--- Start SUPPLIED RECORDS ---

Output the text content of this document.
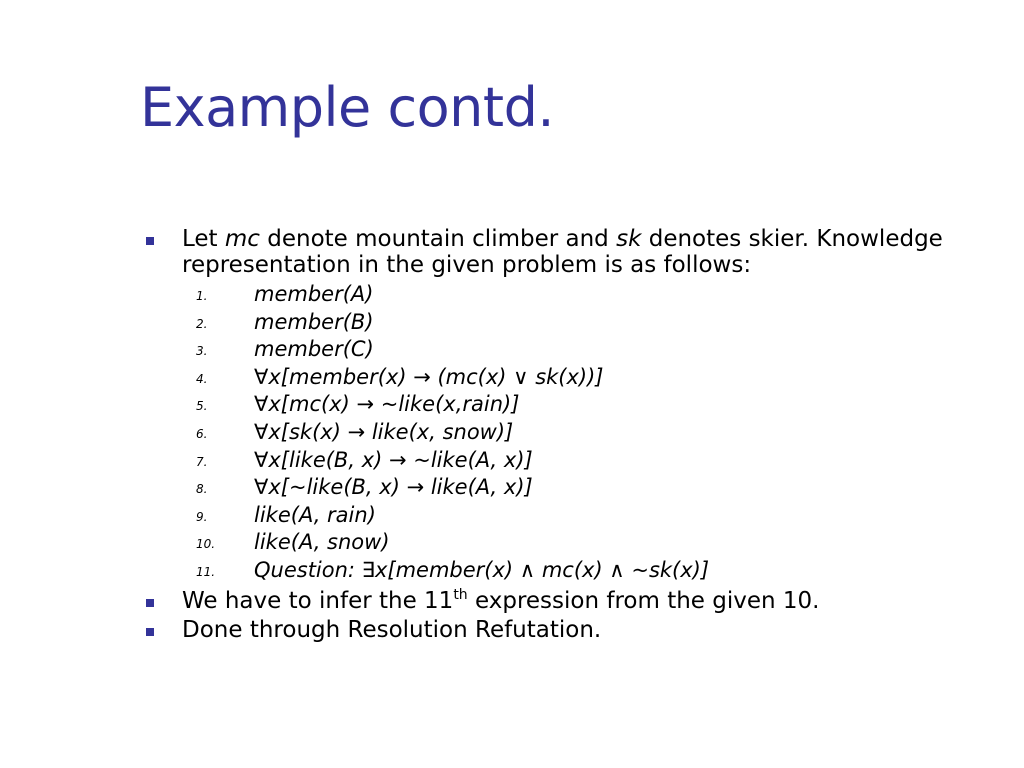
Example contd.
Let mc denote mountain climber and sk denotes skier. Knowledge representation in the given problem is as follows:
1. member(A)
2. member(B)
3. member(C)
4. ∀x[member(x) → (mc(x) ∨ sk(x))]
5. ∀x[mc(x) → ~like(x,rain)]
6. ∀x[sk(x) → like(x, snow)]
7. ∀x[like(B, x) → ~like(A, x)]
8. ∀x[~like(B, x) → like(A, x)]
9. like(A, rain)
10. like(A, snow)
11. Question: ∃x[member(x) ∧ mc(x) ∧ ~sk(x)]
We have to infer the 11th expression from the given 10.
Done through Resolution Refutation.
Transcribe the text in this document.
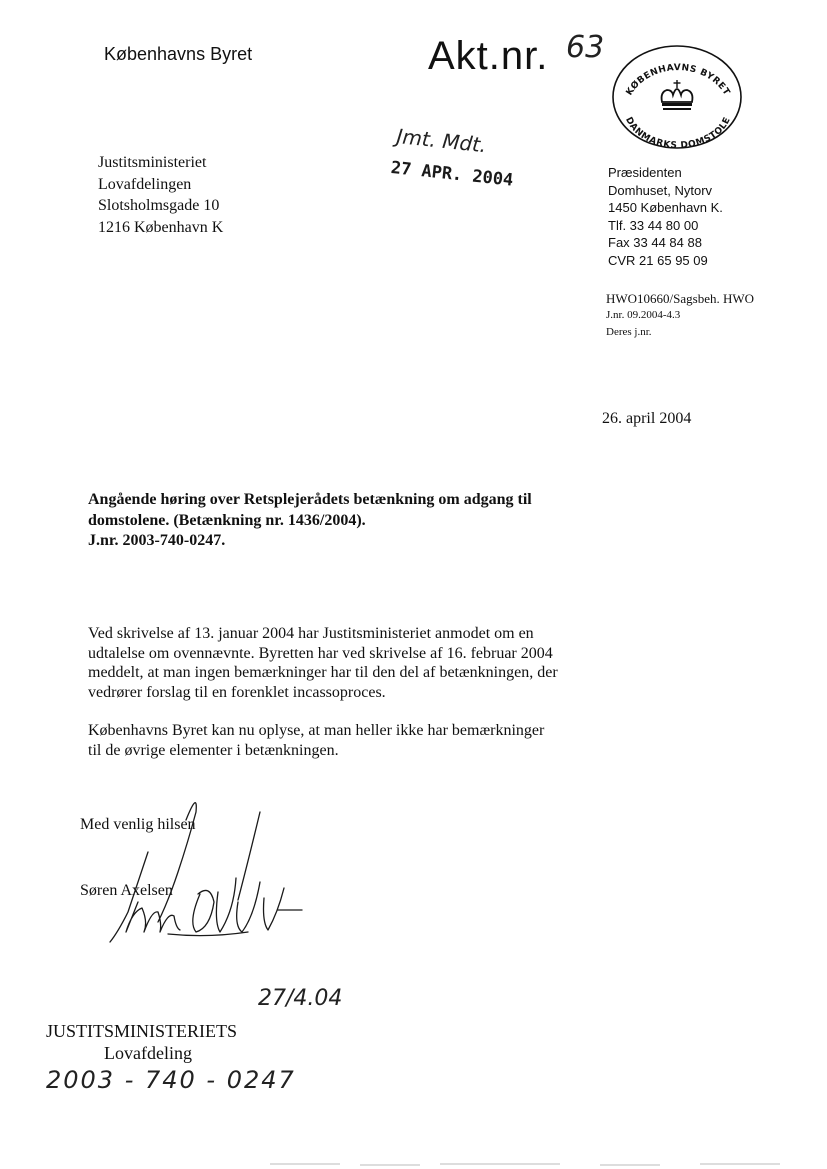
Københavns Byret	Akt.nr. 63
KØBENHAVNS BYRET
DANMARKS DOMSTOLE
Jmt. Mdt.
27 APR. 2004
Justitsministeriet
Lovafdelingen
Slotsholmsgade 10
1216 København K
Præsidenten
Domhuset, Nytorv
1450 København K.
Tlf. 33 44 80 00
Fax 33 44 84 88
CVR 21 65 95 09
HWO10660/Sagsbeh. HWO
J.nr. 09.2004-4.3
Deres j.nr.
26. april 2004
Angående høring over Retsplejerådets betænkning om adgang til
domstolene. (Betænkning nr. 1436/2004).
J.nr. 2003-740-0247.
Ved skrivelse af 13. januar 2004 har Justitsministeriet anmodet om en
udtalelse om ovennævnte. Byretten har ved skrivelse af 16. februar 2004
meddelt, at man ingen bemærkninger har til den del af betænkningen, der
vedrører forslag til en forenklet incassoproces.
Københavns Byret kan nu oplyse, at man heller ikke har bemærkninger
til de øvrige elementer i betænkningen.
Med venlig hilsen
Søren Axelsen
27/4.04
JUSTITSMINISTERIETS
Lovafdeling
2003 - 740 - 0247
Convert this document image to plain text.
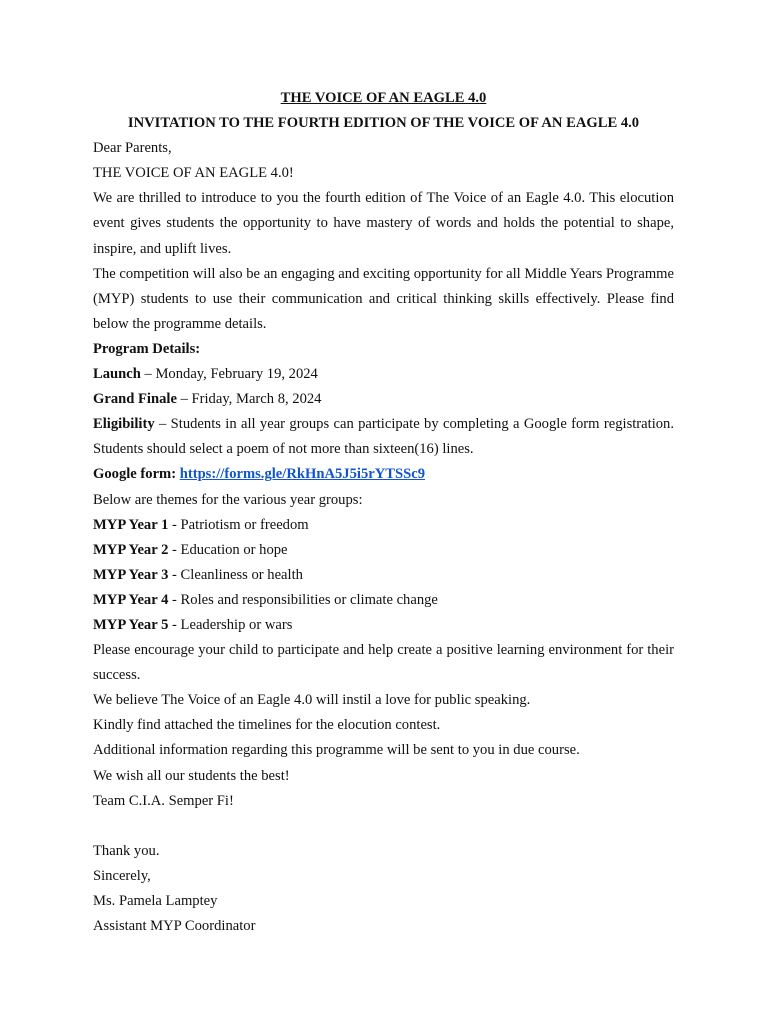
THE VOICE OF AN EAGLE 4.0

INVITATION TO THE FOURTH EDITION OF THE VOICE OF AN EAGLE 4.0

Dear Parents,

THE VOICE OF AN EAGLE 4.0!

We are thrilled to introduce to you the fourth edition of The Voice of an Eagle 4.0. This elocution event gives students the opportunity to have mastery of words and holds the potential to shape, inspire, and uplift lives.

The competition will also be an engaging and exciting opportunity for all Middle Years Programme (MYP) students to use their communication and critical thinking skills effectively. Please find below the programme details.

Program Details:

Launch – Monday, February 19, 2024

Grand Finale – Friday, March 8, 2024

Eligibility – Students in all year groups can participate by completing a Google form registration. Students should select a poem of not more than sixteen(16) lines.

Google form: https://forms.gle/RkHnA5J5i5rYTSSc9

Below are themes for the various year groups:

MYP Year 1 - Patriotism or freedom

MYP Year 2 - Education or hope

MYP Year 3 - Cleanliness or health

MYP Year 4 - Roles and responsibilities or climate change

MYP Year 5 - Leadership or wars

Please encourage your child to participate and help create a positive learning environment for their success.

We believe The Voice of an Eagle 4.0 will instil a love for public speaking.

Kindly find attached the timelines for the elocution contest.

Additional information regarding this programme will be sent to you in due course.

We wish all our students the best!

Team C.I.A. Semper Fi!

Thank you.

Sincerely,

Ms. Pamela Lamptey

Assistant MYP Coordinator
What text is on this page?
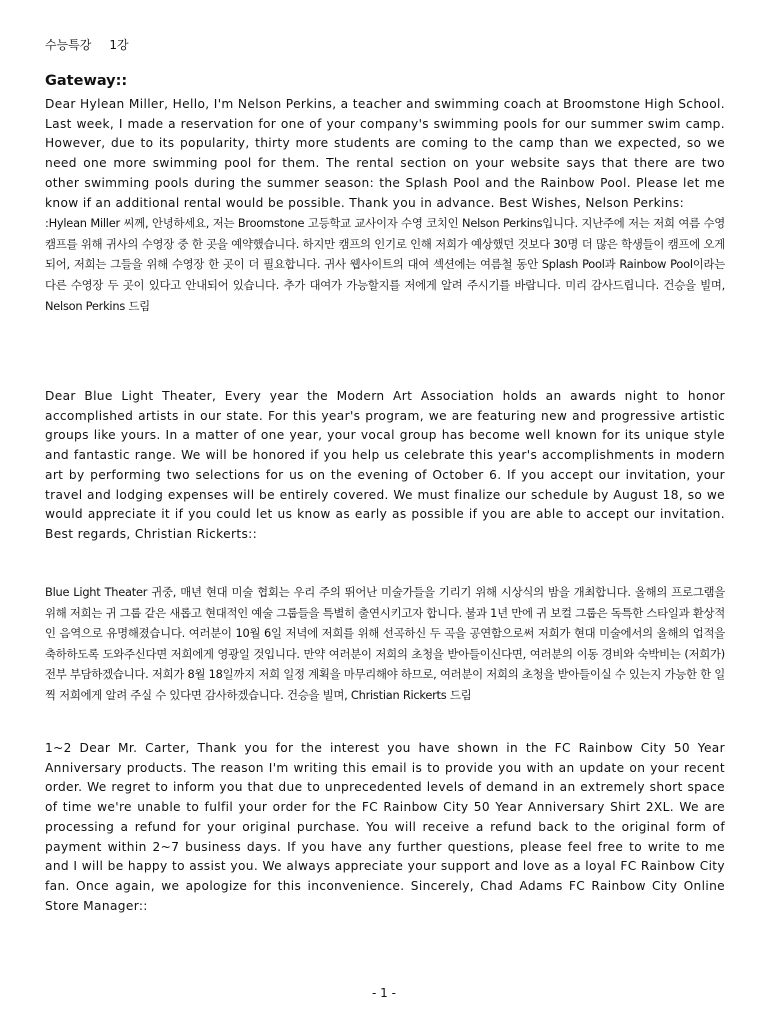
수능특강 1강
Gateway::

Dear Hylean Miller, Hello, I'm Nelson Perkins, a teacher and swimming coach at Broomstone High School. Last week, I made a reservation for one of your company's swimming pools for our summer swim camp. However, due to its popularity, thirty more students are coming to the camp than we expected, so we need one more swimming pool for them. The rental section on your website says that there are two other swimming pools during the summer season: the Splash Pool and the Rainbow Pool. Please let me know if an additional rental would be possible. Thank you in advance. Best Wishes, Nelson Perkins:

:Hylean Miller 씨께, 안녕하세요, 저는 Broomstone 고등학교 교사이자 수영 코치인 Nelson Perkins입니다. 지난주에 저는 저희 여름 수영 캠프를 위해 귀사의 수영장 중 한 곳을 예약했습니다. 하지만 캠프의 인기로 인해 저희가 예상했던 것보다 30명 더 많은 학생들이 캠프에 오게 되어, 저희는 그들을 위해 수영장 한 곳이 더 필요합니다. 귀사 웹사이트의 대여 섹션에는 여름철 동안 Splash Pool과 Rainbow Pool이라는 다른 수영장 두 곳이 있다고 안내되어 있습니다. 추가 대여가 가능할지를 저에게 알려 주시기를 바랍니다. 미리 감사드립니다. 건승을 빌며, Nelson Perkins 드림

Dear Blue Light Theater, Every year the Modern Art Association holds an awards night to honor accomplished artists in our state. For this year's program, we are featuring new and progressive artistic groups like yours. In a matter of one year, your vocal group has become well known for its unique style and fantastic range. We will be honored if you help us celebrate this year's accomplishments in modern art by performing two selections for us on the evening of October 6. If you accept our invitation, your travel and lodging expenses will be entirely covered. We must finalize our schedule by August 18, so we would appreciate it if you could let us know as early as possible if you are able to accept our invitation. Best regards, Christian Rickerts::

Blue Light Theater 귀중, 매년 현대 미술 협회는 우리 주의 뛰어난 미술가들을 기리기 위해 시상식의 밤을 개최합니다. 올해의 프로그램을 위해 저희는 귀 그룹 같은 새롭고 현대적인 예술 그룹들을 특별히 출연시키고자 합니다. 불과 1년 만에 귀 보컬 그룹은 독특한 스타일과 환상적인 음역으로 유명해졌습니다. 여러분이 10월 6일 저녁에 저희를 위해 선곡하신 두 곡을 공연함으로써 저희가 현대 미술에서의 올해의 업적을 축하하도록 도와주신다면 저희에게 영광일 것입니다. 만약 여러분이 저희의 초청을 받아들이신다면, 여러분의 이동 경비와 숙박비는 (저희가) 전부 부담하겠습니다. 저희가 8월 18일까지 저희 일정 계획을 마무리해야 하므로, 여러분이 저희의 초청을 받아들이실 수 있는지 가능한 한 일찍 저희에게 알려 주실 수 있다면 감사하겠습니다. 건승을 빌며, Christian Rickerts 드림

1~2 Dear Mr. Carter, Thank you for the interest you have shown in the FC Rainbow City 50 Year Anniversary products. The reason I'm writing this email is to provide you with an update on your recent order. We regret to inform you that due to unprecedented levels of demand in an extremely short space of time we're unable to fulfil your order for the FC Rainbow City 50 Year Anniversary Shirt 2XL. We are processing a refund for your original purchase. You will receive a refund back to the original form of payment within 2~7 business days. If you have any further questions, please feel free to write to me and I will be happy to assist you. We always appreciate your support and love as a loyal FC Rainbow City fan. Once again, we apologize for this inconvenience. Sincerely, Chad Adams FC Rainbow City Online Store Manager::

- 1 -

--- End SUPPLIED RECORDS ---

▶ GIVEN PROBLEM:
Among the entries above, how many lines hold the word "Sincerely"? Reply with only that number.

▶ EXERCISE ANSWER:
2